**THE TASK:**
What is the number of lines in the data that hold the string "apply"? Reply with that number only.

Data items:
__________

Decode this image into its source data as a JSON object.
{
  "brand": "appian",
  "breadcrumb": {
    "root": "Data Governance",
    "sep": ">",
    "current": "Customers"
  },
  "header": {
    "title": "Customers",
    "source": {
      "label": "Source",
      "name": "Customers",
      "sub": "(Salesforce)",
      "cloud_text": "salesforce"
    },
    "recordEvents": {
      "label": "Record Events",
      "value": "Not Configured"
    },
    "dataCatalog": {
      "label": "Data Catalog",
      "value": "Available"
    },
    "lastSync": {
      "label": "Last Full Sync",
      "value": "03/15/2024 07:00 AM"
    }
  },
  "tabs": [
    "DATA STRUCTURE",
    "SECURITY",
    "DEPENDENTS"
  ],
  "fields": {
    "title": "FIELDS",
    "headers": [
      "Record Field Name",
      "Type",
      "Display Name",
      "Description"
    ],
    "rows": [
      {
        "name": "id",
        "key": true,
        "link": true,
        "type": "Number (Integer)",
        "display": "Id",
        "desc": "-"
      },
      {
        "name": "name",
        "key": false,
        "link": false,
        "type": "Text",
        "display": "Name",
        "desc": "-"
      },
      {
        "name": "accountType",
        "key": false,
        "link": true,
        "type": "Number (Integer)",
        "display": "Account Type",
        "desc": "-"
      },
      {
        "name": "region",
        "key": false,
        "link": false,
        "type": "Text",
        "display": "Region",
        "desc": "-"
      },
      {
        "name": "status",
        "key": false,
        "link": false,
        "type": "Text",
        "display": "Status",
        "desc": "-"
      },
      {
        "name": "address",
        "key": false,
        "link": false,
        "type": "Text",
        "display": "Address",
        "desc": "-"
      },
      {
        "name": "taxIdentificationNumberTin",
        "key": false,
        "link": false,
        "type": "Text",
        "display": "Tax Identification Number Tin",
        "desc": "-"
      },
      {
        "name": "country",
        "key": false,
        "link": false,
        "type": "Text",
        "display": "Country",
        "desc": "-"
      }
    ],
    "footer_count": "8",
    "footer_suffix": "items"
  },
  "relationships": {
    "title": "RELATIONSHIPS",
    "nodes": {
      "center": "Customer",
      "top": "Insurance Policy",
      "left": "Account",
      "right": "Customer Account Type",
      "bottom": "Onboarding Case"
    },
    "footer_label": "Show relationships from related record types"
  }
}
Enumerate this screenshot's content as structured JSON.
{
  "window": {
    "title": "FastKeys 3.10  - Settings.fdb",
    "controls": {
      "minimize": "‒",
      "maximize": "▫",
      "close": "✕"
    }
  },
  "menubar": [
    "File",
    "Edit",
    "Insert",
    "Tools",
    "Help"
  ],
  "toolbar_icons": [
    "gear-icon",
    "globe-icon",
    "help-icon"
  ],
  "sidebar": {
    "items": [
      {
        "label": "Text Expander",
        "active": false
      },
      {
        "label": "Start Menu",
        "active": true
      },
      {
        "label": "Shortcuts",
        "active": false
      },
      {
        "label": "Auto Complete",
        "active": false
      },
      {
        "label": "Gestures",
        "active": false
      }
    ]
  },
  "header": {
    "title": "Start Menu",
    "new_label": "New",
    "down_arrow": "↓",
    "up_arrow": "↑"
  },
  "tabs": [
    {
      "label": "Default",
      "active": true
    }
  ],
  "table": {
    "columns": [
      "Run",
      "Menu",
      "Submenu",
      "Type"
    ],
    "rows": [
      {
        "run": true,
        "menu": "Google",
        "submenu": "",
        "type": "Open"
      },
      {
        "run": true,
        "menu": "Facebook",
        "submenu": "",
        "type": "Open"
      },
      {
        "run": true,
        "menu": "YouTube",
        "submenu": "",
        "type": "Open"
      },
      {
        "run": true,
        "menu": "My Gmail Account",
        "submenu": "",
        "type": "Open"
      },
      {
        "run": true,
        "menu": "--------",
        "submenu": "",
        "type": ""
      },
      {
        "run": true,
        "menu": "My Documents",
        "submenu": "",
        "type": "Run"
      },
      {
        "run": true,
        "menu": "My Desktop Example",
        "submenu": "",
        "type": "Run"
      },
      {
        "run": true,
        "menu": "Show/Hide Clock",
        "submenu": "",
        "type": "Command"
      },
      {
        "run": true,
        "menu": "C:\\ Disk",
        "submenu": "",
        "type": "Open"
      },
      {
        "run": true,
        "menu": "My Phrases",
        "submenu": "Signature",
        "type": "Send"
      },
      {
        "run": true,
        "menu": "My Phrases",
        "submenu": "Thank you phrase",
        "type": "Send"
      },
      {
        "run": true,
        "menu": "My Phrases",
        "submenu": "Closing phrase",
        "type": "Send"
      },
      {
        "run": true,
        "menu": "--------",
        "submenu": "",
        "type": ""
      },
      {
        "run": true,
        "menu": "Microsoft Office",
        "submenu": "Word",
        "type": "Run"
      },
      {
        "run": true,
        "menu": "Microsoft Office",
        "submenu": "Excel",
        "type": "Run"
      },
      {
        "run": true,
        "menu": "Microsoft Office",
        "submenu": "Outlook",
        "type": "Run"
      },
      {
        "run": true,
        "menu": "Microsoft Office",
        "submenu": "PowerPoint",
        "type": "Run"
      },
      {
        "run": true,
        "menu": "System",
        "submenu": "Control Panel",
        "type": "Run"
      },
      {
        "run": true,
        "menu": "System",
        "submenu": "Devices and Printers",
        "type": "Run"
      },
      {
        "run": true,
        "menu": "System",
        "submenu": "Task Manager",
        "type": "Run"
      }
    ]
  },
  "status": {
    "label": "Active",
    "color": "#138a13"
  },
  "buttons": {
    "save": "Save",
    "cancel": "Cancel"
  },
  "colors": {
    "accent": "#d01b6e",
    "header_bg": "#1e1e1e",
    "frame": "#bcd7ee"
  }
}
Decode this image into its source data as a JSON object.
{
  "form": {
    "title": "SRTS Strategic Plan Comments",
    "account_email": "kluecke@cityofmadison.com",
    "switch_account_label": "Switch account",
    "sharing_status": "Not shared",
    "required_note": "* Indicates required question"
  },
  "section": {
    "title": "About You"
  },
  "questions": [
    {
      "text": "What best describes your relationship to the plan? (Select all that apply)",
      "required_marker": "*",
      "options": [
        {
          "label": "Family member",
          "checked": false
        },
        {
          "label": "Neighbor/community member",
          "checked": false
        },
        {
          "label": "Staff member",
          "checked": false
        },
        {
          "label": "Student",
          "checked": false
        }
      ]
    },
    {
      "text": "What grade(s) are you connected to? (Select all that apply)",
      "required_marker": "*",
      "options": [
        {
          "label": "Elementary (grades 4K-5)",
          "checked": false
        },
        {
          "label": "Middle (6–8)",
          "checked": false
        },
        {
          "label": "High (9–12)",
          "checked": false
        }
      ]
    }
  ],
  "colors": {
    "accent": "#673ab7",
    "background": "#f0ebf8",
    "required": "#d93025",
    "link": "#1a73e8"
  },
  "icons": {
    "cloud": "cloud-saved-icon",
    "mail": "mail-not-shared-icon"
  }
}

__________

**CORRECT RESPONSE:**
2